> [Written problem]: Print all the records exactly, please.

___ Listing

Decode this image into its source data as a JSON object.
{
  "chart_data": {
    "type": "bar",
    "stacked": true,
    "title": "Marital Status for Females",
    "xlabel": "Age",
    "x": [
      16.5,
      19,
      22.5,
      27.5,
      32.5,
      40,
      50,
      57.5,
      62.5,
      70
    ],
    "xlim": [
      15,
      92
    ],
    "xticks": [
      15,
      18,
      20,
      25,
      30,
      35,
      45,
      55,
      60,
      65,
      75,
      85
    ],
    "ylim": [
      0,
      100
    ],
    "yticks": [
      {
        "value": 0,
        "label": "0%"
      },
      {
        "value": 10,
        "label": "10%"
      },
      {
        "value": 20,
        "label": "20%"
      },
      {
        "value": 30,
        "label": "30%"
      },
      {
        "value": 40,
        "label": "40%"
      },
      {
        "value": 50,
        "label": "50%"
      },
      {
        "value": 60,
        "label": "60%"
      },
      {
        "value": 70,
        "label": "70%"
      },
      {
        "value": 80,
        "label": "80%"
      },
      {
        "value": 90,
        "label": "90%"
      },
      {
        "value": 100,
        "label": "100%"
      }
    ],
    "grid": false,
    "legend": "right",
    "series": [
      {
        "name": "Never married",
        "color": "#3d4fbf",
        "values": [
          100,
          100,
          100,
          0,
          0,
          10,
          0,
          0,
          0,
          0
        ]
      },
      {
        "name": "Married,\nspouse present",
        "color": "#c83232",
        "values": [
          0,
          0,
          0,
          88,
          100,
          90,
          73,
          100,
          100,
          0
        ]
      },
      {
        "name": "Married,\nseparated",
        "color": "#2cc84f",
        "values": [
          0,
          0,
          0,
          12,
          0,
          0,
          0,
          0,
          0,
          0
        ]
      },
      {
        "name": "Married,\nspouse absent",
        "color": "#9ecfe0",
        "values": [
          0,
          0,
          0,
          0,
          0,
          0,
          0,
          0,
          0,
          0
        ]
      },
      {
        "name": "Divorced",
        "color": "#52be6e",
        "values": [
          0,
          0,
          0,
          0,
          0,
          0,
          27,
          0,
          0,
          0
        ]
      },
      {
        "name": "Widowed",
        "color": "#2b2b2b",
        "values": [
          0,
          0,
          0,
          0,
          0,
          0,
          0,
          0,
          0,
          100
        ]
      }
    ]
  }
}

______

> [Worked solution]:
Decode this image into its source data as a JSON object.
{
  "chart_data": {
    "type": "bar",
    "stacked": true,
    "title": "Marital Status for Females",
    "xlabel": "Age",
    "x": [
      16.5,
      19,
      22.5,
      27.5,
      32.5,
      40,
      50,
      57.5,
      62.5,
      70
    ],
    "xlim": [
      15,
      92
    ],
    "xticks": [
      15,
      18,
      20,
      25,
      30,
      35,
      45,
      55,
      60,
      65,
      75,
      85
    ],
    "ylim": [
      0,
      100
    ],
    "yticks": [
      {
        "value": 0,
        "label": "0%"
      },
      {
        "value": 10,
        "label": "10%"
      },
      {
        "value": 20,
        "label": "20%"
      },
      {
        "value": 30,
        "label": "30%"
      },
      {
        "value": 40,
        "label": "40%"
      },
      {
        "value": 50,
        "label": "50%"
      },
      {
        "value": 60,
        "label": "60%"
      },
      {
        "value": 70,
        "label": "70%"
      },
      {
        "value": 80,
        "label": "80%"
      },
      {
        "value": 90,
        "label": "90%"
      },
      {
        "value": 100,
        "label": "100%"
      }
    ],
    "grid": false,
    "legend": "right",
    "series": [
      {
        "name": "Never married",
        "color": "#3d4fbf",
        "values": [
          100,
          100,
          100,
          0,
          0,
          10,
          0,
          0,
          0,
          0
        ]
      },
      {
        "name": "Married,\nspouse present",
        "color": "#c83232",
        "values": [
          0,
          0,
          0,
          88,
          100,
          90,
          73,
          100,
          100,
          0
        ]
      },
      {
        "name": "Married,\nseparated",
        "color": "#2cc84f",
        "values": [
          0,
          0,
          0,
          12,
          0,
          0,
          0,
          0,
          0,
          0
        ]
      },
      {
        "name": "Married,\nspouse absent",
        "color": "#9ecfe0",
        "values": [
          0,
          0,
          0,
          0,
          0,
          0,
          0,
          0,
          0,
          0
        ]
      },
      {
        "name": "Divorced",
        "color": "#52be6e",
        "values": [
          0,
          0,
          0,
          0,
          0,
          0,
          27,
          0,
          0,
          0
        ]
      },
      {
        "name": "Widowed",
        "color": "#2b2b2b",
        "values": [
          0,
          0,
          0,
          0,
          0,
          0,
          0,
          0,
          0,
          100
        ]
      }
    ]
  }
}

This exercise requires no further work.